--- Begin ---

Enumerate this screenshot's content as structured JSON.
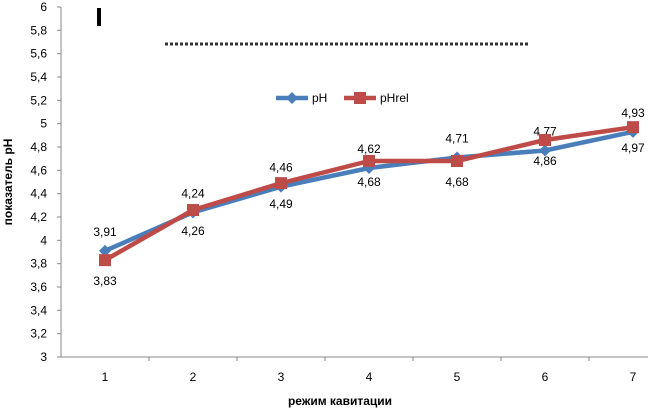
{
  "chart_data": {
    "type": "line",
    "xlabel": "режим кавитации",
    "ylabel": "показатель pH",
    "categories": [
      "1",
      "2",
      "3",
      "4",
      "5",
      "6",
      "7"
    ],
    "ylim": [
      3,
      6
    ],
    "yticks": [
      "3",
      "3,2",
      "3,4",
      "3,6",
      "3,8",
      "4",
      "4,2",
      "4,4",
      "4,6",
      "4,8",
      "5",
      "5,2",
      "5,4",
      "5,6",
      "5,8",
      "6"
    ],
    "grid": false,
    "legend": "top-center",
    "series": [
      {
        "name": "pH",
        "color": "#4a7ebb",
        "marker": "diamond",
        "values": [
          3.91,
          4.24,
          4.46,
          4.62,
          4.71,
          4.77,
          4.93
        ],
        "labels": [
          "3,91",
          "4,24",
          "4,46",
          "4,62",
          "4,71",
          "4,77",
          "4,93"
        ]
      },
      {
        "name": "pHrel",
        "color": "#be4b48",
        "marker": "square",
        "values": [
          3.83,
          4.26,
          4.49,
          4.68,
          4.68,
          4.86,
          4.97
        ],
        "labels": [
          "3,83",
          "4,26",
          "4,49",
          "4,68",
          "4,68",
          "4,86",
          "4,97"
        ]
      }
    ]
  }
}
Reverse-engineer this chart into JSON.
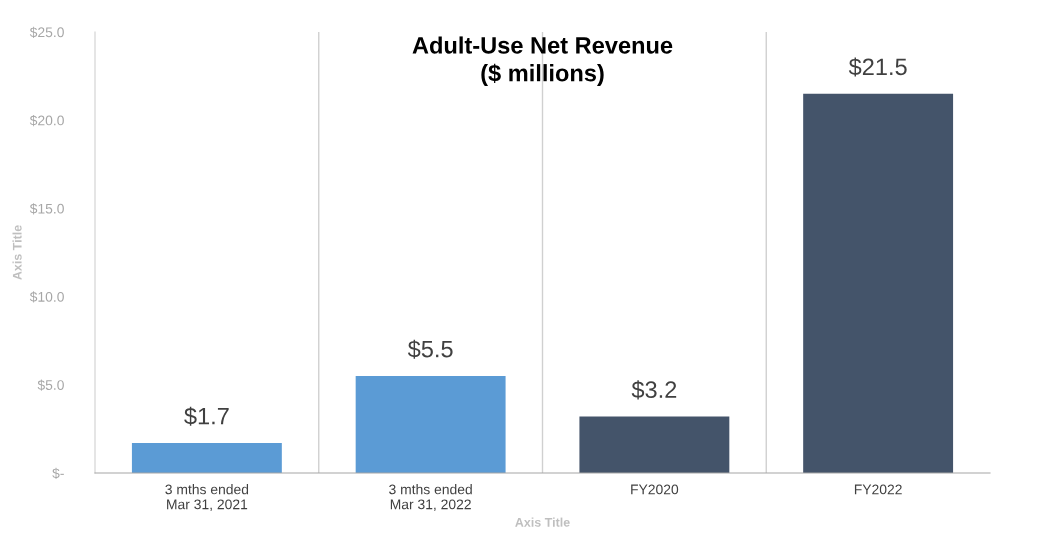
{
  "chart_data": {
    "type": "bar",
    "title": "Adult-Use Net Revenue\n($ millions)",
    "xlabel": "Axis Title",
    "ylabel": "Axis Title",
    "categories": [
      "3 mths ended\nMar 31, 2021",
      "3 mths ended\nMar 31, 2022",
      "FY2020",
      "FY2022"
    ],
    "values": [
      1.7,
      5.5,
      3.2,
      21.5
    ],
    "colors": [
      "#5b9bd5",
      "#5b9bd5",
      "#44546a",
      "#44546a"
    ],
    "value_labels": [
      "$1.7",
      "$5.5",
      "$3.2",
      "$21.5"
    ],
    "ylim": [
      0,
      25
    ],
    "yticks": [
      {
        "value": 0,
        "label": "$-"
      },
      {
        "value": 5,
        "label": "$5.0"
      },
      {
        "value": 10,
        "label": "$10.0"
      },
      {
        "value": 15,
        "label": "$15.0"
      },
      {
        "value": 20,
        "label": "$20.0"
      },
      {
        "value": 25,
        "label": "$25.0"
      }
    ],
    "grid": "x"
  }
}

--- End ---

• **Instructions for the task**: Provide the number of lines in the entries that include "JSON", and no other text.

• **Written reply**: 2